(OBJECTIVE):
Read through the data and report every line in which the word "salud" occurs.

══════════════════════════════

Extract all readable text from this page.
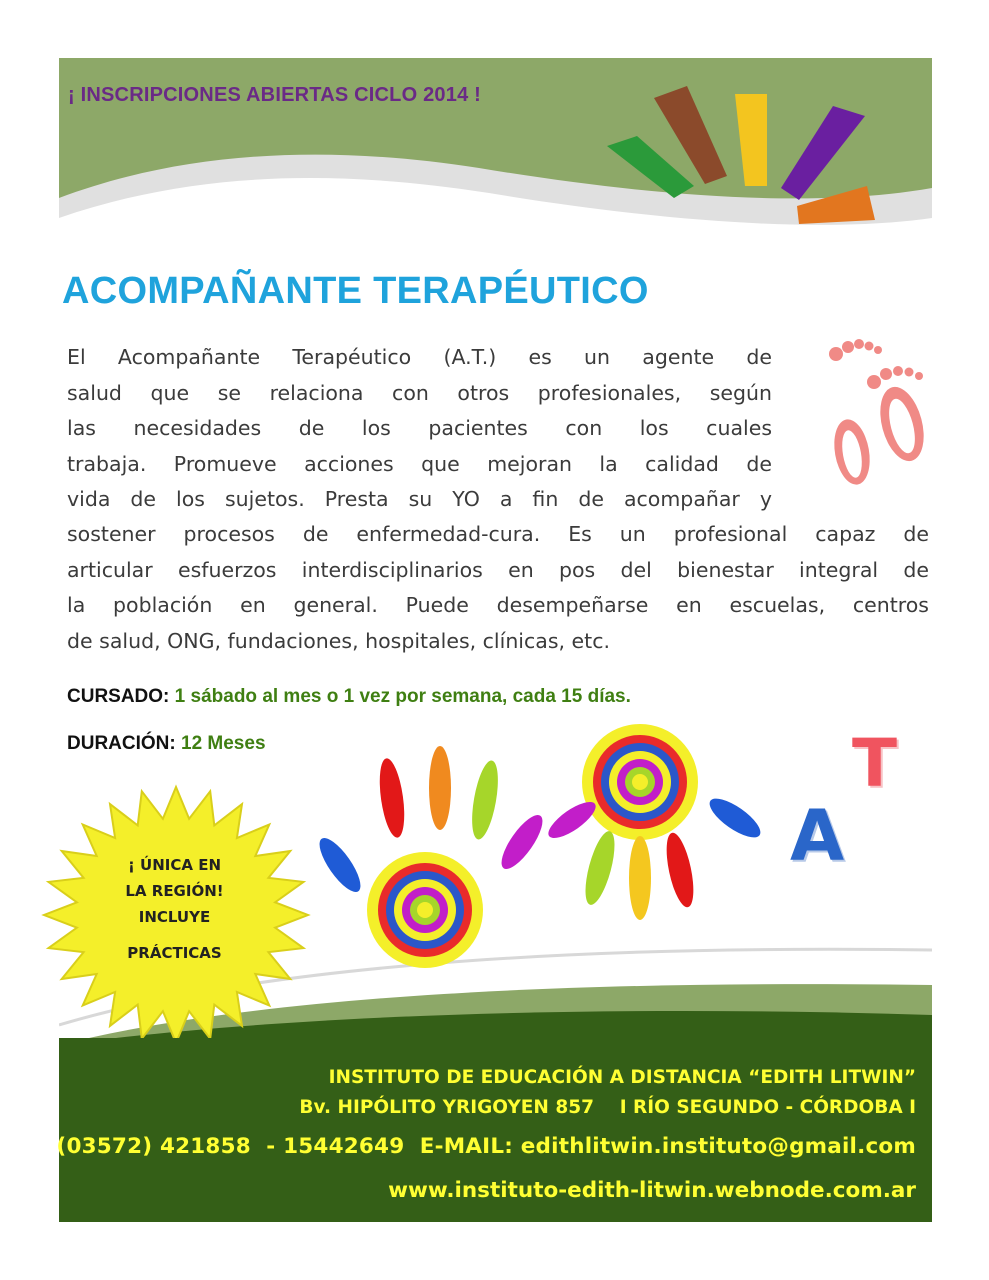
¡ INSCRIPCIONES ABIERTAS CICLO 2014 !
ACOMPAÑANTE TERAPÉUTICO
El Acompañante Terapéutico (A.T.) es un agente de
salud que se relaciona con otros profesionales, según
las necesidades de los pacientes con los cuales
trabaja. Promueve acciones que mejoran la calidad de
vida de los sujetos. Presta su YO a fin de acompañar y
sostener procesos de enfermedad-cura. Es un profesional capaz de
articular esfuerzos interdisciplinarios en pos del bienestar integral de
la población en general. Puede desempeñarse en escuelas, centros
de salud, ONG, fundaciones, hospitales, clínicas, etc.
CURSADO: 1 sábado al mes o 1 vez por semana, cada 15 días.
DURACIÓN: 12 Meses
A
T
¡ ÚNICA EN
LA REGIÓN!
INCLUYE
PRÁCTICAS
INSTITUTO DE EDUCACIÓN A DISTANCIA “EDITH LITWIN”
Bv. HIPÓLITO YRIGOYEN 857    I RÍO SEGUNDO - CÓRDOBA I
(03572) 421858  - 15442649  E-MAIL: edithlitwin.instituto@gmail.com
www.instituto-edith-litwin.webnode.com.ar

══════════════════════════════

(CORRECT RESULT):
salud que se relaciona con otros profesionales, según
de salud, ONG, fundaciones, hospitales, clínicas, etc.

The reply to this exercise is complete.